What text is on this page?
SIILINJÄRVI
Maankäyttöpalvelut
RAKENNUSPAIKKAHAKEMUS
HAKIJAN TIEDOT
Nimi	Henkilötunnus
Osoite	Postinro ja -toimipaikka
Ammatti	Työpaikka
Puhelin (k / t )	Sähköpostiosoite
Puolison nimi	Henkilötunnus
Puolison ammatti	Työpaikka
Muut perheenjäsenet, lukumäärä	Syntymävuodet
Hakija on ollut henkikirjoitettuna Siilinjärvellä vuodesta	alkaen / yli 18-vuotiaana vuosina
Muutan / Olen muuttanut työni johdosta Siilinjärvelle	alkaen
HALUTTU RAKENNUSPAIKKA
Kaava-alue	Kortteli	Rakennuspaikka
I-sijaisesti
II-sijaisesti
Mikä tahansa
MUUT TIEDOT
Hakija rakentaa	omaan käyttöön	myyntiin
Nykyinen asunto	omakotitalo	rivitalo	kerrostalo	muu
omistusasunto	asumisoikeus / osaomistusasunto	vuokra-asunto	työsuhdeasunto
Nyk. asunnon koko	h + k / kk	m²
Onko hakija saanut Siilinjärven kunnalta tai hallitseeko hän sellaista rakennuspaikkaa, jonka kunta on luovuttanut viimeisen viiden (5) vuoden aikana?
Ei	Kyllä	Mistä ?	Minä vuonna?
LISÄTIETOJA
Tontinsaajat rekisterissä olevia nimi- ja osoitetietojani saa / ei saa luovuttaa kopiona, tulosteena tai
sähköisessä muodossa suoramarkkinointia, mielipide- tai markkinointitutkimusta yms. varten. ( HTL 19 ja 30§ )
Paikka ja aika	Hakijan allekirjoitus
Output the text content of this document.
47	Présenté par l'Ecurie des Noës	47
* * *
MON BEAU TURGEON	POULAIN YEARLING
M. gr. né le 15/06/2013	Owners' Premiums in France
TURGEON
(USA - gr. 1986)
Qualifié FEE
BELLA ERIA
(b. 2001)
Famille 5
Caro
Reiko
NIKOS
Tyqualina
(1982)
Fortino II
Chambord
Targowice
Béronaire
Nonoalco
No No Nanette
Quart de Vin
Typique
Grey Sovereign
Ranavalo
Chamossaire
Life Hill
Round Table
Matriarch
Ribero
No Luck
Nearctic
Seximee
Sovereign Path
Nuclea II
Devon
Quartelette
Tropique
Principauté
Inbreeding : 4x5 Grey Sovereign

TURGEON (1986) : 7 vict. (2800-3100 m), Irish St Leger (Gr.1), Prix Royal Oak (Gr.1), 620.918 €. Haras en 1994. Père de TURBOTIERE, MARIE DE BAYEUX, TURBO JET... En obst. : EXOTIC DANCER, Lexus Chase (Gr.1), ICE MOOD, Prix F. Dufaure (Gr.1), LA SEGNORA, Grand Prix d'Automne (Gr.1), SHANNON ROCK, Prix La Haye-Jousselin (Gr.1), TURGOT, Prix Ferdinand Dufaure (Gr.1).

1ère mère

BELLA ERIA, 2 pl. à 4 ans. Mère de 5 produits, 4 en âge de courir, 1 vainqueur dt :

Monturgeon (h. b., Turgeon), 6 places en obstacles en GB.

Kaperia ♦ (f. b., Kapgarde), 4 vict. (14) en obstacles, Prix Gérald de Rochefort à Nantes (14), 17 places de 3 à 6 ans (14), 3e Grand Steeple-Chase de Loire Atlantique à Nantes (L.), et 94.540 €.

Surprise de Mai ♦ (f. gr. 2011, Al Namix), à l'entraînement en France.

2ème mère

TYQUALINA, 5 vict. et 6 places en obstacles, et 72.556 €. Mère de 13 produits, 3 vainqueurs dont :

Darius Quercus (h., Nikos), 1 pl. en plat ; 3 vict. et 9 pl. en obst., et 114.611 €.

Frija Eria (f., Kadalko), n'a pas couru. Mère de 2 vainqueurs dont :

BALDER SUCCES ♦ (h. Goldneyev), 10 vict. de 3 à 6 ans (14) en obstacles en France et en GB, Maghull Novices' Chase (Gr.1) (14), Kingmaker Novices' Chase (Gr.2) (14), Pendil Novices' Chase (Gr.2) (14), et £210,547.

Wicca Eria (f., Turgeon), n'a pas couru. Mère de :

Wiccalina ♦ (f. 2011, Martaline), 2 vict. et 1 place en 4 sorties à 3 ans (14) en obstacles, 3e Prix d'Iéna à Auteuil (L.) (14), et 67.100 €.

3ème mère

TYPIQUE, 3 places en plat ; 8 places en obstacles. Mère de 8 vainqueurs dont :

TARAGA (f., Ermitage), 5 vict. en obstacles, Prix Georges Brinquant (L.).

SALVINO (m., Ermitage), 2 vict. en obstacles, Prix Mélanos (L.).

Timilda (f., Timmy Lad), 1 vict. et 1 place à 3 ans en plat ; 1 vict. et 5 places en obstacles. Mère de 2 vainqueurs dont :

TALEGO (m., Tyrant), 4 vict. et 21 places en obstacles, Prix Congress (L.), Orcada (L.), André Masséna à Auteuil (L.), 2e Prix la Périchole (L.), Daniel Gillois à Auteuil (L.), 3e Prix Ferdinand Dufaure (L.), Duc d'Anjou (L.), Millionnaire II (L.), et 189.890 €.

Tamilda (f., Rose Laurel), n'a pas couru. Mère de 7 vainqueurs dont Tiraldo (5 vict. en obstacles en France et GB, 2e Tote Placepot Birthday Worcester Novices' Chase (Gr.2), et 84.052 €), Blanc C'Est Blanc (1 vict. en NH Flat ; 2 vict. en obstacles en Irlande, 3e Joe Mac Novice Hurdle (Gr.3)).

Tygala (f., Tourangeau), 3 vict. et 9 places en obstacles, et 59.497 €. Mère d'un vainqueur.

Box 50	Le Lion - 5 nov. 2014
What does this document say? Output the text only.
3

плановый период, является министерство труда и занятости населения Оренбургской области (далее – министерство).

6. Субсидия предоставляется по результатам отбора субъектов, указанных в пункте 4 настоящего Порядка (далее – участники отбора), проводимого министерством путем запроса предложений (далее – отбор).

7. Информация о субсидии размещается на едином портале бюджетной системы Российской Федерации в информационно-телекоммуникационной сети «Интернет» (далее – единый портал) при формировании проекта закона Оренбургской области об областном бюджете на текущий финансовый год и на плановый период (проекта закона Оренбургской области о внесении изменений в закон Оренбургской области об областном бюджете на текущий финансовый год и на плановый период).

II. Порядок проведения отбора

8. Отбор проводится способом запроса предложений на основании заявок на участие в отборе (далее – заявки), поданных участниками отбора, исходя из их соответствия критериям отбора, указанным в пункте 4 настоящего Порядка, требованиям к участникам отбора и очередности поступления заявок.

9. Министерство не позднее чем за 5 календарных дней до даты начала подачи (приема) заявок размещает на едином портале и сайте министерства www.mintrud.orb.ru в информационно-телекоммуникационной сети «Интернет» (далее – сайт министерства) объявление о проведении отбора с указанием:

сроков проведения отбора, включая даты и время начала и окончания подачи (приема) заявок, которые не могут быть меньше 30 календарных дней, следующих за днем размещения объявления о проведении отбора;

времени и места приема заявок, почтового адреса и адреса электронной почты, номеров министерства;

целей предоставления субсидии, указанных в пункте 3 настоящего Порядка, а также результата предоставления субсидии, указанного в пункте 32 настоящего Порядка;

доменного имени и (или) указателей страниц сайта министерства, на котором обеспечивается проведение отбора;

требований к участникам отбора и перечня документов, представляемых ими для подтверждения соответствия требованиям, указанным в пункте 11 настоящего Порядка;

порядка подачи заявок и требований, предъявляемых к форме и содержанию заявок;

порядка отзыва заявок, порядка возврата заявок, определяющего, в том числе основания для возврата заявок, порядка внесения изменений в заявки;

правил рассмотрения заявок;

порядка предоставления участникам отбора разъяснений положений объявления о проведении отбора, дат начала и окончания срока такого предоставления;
- - -
# PROBLEM DETAILS
Gather and return every line that holds the string "настоящего".

# RESPONSE TO THIS EXERCISE
6. Субсидия предоставляется по результатам отбора субъектов, указанных в пункте 4 настоящего Порядка (далее – участники отбора), проводимого министерством путем запроса предложений (далее – отбор).
8. Отбор проводится способом запроса предложений на основании заявок на участие в отборе (далее – заявки), поданных участниками отбора, исходя из их соответствия критериям отбора, указанным в пункте 4 настоящего Порядка, требованиям к участникам отбора и очередности поступления заявок.
целей предоставления субсидии, указанных в пункте 3 настоящего Порядка, а также результата предоставления субсидии, указанного в пункте 32 настоящего Порядка;
требований к участникам отбора и перечня документов, представляемых ими для подтверждения соответствия требованиям, указанным в пункте 11 настоящего Порядка;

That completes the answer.